▶ [Dataset content]:
◇ ◇ ◇ ◇ ◇

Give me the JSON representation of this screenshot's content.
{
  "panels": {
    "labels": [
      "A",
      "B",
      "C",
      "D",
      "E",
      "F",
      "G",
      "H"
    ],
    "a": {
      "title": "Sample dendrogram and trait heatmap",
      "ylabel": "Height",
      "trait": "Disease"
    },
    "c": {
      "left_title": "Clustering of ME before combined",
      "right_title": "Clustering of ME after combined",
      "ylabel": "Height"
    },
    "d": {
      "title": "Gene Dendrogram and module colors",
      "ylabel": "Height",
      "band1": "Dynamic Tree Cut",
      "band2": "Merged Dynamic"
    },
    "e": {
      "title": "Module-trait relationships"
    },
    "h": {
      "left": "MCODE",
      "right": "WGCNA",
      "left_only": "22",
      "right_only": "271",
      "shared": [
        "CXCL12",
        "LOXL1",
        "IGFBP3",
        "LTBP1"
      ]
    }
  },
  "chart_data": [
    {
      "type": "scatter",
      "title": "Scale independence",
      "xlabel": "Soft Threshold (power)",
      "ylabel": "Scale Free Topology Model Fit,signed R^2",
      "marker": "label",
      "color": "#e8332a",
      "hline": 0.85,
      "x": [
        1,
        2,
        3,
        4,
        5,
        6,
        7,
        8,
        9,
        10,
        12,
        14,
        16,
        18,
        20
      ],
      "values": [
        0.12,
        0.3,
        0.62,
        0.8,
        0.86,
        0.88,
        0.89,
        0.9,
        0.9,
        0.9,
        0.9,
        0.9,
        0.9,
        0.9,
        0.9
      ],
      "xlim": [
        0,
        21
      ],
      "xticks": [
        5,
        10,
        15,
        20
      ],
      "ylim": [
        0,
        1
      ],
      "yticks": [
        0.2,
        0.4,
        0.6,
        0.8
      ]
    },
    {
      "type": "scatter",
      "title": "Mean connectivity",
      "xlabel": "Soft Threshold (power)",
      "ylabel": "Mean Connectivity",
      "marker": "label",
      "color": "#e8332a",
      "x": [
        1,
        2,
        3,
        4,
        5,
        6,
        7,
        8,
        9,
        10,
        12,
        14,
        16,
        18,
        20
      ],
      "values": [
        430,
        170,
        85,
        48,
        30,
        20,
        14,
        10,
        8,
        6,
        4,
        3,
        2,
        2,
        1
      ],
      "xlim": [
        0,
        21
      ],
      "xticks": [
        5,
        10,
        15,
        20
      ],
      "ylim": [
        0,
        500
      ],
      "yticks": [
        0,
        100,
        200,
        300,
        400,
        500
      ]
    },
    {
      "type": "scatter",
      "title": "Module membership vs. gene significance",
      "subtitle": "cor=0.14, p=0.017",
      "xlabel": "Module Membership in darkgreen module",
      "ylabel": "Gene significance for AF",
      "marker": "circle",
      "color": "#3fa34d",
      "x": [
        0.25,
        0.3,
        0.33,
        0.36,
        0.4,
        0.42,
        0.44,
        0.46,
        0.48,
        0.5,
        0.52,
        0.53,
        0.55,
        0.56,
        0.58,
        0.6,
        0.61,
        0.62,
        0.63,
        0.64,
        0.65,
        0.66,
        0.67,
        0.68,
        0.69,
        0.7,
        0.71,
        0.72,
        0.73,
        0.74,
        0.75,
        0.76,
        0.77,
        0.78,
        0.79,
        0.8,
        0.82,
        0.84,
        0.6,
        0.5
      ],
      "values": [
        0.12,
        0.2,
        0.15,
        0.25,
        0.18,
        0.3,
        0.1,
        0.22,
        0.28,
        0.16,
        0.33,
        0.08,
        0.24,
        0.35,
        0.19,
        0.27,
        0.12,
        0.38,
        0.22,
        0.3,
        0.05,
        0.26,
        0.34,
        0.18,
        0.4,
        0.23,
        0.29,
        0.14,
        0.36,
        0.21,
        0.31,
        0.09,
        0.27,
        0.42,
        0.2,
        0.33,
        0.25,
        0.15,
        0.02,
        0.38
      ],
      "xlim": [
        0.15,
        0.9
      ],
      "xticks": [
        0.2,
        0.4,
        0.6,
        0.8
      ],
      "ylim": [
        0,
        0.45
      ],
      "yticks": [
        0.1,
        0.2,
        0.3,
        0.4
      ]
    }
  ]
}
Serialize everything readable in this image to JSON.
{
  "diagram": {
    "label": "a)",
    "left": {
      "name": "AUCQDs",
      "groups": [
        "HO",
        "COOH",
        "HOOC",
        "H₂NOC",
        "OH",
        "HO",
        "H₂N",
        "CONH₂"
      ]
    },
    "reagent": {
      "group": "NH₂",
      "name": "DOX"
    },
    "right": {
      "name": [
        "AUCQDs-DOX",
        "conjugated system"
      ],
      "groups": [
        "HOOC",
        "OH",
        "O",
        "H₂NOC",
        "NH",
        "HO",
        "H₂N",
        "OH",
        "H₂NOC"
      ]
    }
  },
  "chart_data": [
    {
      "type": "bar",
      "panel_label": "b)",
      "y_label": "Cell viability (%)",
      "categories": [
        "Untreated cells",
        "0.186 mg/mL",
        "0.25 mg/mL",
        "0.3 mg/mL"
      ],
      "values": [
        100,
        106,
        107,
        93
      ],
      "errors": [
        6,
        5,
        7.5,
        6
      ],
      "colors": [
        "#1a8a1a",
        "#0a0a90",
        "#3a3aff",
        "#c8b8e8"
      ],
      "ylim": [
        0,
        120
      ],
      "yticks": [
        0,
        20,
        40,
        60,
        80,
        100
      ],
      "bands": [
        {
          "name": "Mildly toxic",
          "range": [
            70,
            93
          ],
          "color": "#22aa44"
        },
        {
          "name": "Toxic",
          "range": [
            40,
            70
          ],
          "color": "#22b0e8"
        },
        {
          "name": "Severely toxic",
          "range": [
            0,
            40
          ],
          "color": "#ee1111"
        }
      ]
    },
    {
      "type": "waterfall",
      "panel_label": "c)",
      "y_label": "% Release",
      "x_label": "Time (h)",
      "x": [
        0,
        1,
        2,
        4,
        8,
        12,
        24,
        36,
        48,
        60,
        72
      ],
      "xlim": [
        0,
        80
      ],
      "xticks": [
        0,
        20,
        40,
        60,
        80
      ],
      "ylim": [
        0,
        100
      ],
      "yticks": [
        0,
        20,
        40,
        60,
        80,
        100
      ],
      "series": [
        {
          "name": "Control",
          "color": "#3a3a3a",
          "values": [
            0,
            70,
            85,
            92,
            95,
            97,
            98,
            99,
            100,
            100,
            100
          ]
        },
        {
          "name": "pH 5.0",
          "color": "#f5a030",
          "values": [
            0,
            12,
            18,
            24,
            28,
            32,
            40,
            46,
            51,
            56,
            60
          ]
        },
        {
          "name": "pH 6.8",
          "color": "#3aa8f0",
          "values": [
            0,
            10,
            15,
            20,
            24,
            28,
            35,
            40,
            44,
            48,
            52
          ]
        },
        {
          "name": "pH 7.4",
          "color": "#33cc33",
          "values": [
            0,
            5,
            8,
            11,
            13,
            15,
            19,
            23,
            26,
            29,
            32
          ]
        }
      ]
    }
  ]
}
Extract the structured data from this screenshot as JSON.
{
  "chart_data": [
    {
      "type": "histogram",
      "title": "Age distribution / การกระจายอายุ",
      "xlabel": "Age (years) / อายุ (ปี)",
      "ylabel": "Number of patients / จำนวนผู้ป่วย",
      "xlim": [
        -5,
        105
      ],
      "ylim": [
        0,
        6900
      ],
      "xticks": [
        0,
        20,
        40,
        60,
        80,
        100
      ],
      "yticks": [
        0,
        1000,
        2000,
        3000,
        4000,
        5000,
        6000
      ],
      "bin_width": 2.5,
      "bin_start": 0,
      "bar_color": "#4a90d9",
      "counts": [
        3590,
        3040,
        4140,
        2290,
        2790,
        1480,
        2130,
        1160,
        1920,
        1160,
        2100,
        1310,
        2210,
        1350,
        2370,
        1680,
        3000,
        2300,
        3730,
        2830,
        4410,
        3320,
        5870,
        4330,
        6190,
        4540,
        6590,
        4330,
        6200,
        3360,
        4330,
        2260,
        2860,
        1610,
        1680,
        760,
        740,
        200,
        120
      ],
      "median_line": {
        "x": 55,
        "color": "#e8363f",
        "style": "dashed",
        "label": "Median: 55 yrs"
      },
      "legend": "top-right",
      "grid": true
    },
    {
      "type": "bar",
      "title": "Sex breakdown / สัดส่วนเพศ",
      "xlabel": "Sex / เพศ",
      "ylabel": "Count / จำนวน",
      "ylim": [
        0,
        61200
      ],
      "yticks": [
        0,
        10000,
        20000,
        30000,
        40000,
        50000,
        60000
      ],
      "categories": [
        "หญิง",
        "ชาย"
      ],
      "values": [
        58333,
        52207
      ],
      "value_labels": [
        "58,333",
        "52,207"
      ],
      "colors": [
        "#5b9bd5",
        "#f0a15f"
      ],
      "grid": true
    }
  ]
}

◇ ◇ ◇ ◇ ◇

▶ [Instructions to follow]: Where the string "this" occurs in a line above, count that line, and report solely the final figure.

▶ [The answer]: 3